- **Exercise task**:
Arrange the lines of the listing below as a numbered list, from its first line through the line containing "green-surr: surr [834,100,870,121]", both included. Leave out blank lines and every line after that one.
..........
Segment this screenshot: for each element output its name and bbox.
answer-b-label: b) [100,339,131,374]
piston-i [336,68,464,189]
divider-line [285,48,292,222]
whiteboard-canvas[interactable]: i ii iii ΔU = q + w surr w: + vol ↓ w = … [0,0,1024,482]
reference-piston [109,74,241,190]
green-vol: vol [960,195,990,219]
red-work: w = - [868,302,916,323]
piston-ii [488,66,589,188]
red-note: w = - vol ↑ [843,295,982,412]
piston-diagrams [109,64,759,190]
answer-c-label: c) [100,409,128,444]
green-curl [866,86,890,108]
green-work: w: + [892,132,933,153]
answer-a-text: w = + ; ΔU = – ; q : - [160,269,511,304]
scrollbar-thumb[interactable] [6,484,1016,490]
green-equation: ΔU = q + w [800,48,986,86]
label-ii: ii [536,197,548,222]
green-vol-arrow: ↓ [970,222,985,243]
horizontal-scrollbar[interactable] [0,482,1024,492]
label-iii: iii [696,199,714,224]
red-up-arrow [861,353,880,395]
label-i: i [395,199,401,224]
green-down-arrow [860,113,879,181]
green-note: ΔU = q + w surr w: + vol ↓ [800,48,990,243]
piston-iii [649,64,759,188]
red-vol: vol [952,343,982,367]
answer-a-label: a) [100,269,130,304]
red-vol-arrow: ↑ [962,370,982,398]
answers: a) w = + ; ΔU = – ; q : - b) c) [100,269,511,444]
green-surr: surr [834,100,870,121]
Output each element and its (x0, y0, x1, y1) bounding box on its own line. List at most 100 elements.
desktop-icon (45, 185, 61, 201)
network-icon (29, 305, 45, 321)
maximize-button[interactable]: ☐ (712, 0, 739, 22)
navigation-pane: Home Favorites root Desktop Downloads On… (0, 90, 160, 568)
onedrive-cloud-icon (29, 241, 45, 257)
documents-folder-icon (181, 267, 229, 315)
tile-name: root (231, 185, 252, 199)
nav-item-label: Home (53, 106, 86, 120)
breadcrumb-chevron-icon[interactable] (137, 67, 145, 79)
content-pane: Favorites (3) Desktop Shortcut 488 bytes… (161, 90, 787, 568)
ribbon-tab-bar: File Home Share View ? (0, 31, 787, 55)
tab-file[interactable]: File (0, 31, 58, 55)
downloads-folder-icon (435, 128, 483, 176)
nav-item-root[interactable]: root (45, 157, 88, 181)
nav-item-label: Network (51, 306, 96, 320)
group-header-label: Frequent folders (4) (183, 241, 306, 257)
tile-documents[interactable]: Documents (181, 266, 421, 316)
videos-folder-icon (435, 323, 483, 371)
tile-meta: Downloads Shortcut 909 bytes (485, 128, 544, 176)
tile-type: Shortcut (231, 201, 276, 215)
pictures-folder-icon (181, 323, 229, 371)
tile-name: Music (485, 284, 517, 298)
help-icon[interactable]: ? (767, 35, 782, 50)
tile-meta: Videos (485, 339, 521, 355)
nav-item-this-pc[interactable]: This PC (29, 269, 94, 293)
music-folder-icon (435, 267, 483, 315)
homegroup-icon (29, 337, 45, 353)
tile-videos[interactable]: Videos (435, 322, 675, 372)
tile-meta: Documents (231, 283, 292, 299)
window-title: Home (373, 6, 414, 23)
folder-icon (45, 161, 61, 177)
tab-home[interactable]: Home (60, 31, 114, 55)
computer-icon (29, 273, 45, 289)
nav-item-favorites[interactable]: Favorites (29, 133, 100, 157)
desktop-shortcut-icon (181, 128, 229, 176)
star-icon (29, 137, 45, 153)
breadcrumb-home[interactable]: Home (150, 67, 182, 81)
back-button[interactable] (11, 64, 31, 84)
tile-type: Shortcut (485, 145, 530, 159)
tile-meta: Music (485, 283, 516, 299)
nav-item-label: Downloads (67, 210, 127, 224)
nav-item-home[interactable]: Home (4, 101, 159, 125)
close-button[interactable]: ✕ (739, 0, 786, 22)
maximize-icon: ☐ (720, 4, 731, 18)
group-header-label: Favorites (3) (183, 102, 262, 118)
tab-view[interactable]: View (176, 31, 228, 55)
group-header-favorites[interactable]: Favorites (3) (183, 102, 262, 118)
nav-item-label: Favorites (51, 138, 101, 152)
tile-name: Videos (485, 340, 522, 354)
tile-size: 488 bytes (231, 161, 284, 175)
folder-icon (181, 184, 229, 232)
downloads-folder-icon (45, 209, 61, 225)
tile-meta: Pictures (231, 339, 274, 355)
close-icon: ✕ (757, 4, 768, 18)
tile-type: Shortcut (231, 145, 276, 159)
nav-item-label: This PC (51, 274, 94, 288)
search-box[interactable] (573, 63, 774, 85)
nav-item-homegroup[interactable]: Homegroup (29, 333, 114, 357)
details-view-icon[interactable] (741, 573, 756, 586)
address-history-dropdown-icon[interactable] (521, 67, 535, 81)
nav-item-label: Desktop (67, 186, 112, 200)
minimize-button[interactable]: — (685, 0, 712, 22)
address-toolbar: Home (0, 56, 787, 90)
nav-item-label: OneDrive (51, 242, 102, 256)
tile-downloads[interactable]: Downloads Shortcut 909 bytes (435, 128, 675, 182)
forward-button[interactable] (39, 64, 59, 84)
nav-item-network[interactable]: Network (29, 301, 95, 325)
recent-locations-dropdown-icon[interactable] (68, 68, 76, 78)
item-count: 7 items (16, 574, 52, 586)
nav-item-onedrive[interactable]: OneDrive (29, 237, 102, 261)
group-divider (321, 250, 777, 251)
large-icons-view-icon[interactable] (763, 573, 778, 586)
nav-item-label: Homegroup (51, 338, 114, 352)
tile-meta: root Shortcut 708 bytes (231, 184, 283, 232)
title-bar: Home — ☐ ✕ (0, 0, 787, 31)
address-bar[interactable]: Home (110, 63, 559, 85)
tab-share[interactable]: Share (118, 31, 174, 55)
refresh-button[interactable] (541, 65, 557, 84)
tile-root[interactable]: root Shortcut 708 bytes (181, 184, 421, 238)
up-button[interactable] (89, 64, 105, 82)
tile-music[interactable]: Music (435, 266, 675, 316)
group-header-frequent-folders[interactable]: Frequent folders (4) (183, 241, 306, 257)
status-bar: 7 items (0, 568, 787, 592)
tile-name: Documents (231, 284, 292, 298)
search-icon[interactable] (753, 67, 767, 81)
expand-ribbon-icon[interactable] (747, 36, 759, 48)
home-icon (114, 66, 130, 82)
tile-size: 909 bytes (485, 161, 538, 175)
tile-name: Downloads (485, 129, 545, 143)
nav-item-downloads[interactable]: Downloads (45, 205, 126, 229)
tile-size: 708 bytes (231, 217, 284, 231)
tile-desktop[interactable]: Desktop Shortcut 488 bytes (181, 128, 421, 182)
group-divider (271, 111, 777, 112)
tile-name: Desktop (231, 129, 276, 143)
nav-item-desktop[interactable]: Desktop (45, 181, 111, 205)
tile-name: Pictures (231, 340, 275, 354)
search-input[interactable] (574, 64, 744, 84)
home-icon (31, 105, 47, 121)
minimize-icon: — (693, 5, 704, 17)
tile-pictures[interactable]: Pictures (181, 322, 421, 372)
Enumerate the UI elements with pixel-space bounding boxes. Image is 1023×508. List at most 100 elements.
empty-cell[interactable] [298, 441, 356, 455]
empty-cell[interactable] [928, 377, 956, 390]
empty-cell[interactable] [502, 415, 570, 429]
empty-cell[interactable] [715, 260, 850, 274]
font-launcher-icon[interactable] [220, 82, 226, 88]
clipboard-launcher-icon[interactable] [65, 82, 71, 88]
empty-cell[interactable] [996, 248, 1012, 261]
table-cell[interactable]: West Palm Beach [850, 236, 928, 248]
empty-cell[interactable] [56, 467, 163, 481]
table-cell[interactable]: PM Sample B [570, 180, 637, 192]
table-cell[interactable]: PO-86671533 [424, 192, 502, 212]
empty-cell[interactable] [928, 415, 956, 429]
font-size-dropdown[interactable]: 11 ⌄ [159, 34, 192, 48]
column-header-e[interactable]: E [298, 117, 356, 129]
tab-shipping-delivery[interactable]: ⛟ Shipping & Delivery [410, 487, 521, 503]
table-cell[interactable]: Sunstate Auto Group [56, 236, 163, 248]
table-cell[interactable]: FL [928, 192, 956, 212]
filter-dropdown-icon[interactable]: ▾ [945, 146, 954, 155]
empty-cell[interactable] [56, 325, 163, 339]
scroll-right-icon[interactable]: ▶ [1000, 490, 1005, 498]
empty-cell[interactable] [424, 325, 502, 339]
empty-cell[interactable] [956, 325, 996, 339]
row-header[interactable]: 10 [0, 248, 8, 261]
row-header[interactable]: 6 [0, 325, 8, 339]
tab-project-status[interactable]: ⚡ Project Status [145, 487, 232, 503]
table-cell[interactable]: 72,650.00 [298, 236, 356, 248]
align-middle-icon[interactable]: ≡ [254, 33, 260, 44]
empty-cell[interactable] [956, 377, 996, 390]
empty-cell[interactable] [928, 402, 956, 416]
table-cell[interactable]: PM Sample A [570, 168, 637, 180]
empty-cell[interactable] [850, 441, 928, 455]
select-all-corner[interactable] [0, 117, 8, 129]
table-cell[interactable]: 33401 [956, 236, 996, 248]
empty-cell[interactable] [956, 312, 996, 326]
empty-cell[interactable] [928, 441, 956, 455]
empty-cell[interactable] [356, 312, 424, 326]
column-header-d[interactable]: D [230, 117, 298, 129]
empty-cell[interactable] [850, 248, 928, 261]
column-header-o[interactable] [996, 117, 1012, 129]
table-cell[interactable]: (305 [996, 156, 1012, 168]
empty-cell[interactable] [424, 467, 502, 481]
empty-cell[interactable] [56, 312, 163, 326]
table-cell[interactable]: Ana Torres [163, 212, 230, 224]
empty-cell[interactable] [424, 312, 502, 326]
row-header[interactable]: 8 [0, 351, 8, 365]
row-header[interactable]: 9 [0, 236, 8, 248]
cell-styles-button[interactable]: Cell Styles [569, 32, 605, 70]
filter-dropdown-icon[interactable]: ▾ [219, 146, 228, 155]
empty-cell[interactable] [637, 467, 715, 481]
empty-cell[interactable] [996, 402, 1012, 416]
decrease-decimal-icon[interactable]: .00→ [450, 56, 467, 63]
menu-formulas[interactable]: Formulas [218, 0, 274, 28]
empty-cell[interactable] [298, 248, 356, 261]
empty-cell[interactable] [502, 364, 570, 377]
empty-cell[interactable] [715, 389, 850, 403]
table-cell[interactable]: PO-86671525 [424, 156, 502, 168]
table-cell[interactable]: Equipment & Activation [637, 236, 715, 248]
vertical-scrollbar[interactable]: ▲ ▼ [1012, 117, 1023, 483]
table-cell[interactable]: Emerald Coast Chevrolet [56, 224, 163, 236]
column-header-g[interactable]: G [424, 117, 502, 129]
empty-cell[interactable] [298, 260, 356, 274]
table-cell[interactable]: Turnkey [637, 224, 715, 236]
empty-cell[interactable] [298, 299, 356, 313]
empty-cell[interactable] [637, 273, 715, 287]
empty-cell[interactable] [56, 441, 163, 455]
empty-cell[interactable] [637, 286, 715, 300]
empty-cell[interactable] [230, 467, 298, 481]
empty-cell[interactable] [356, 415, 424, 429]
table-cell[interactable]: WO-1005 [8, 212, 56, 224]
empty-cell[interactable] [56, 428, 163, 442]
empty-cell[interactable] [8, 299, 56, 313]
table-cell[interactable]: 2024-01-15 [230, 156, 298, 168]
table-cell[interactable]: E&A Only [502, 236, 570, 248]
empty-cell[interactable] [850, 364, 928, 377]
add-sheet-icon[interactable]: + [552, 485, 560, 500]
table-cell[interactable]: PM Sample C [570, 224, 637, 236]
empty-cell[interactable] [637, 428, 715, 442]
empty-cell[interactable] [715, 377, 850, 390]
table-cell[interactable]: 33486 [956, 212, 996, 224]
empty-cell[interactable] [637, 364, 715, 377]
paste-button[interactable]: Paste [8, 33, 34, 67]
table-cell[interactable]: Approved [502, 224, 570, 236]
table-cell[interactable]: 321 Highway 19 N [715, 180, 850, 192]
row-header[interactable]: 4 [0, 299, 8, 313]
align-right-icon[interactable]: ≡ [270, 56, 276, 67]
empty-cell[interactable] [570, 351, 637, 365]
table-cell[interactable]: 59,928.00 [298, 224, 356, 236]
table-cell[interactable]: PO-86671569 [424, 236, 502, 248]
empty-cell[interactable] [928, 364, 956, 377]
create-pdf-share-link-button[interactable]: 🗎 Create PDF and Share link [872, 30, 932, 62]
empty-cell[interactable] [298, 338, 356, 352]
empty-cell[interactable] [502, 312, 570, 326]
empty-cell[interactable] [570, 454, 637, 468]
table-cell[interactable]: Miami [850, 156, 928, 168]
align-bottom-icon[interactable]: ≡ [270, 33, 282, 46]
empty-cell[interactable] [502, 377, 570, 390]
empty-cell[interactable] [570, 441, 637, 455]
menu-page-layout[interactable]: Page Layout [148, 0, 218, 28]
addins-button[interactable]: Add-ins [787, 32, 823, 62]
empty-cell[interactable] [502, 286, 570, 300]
..........
- **Solved problem**:
1. Segment this screenshot: for each element output its name and bbox.
2. answer-b-label: b) [100,339,131,374]
3. piston-i [336,68,464,189]
4. divider-line [285,48,292,222]
5. whiteboard-canvas[interactable]: i ii iii ΔU = q + w surr w: + vol ↓ w = … [0,0,1024,482]
6. reference-piston [109,74,241,190]
7. green-vol: vol [960,195,990,219]
8. red-work: w = - [868,302,916,323]
9. piston-ii [488,66,589,188]
10. red-note: w = - vol ↑ [843,295,982,412]
11. piston-diagrams [109,64,759,190]
12. answer-c-label: c) [100,409,128,444]
13. green-curl [866,86,890,108]
14. green-work: w: + [892,132,933,153]
15. answer-a-text: w = + ; ΔU = – ; q : - [160,269,511,304]
16. scrollbar-thumb[interactable] [6,484,1016,490]
17. green-equation: ΔU = q + w [800,48,986,86]
18. label-ii: ii [536,197,548,222]
19. green-vol-arrow: ↓ [970,222,985,243]
20. horizontal-scrollbar[interactable] [0,482,1024,492]
21. label-iii: iii [696,199,714,224]
22. red-up-arrow [861,353,880,395]
23. label-i: i [395,199,401,224]
24. green-down-arrow [860,113,879,181]
25. green-note: ΔU = q + w surr w: + vol ↓ [800,48,990,243]
26. piston-iii [649,64,759,188]
27. red-vol: vol [952,343,982,367]
28. answer-a-label: a) [100,269,130,304]
29. red-vol-arrow: ↑ [962,370,982,398]
30. answers: a) w = + ; ΔU = – ; q : - b) c) [100,269,511,444]
31. green-surr: surr [834,100,870,121]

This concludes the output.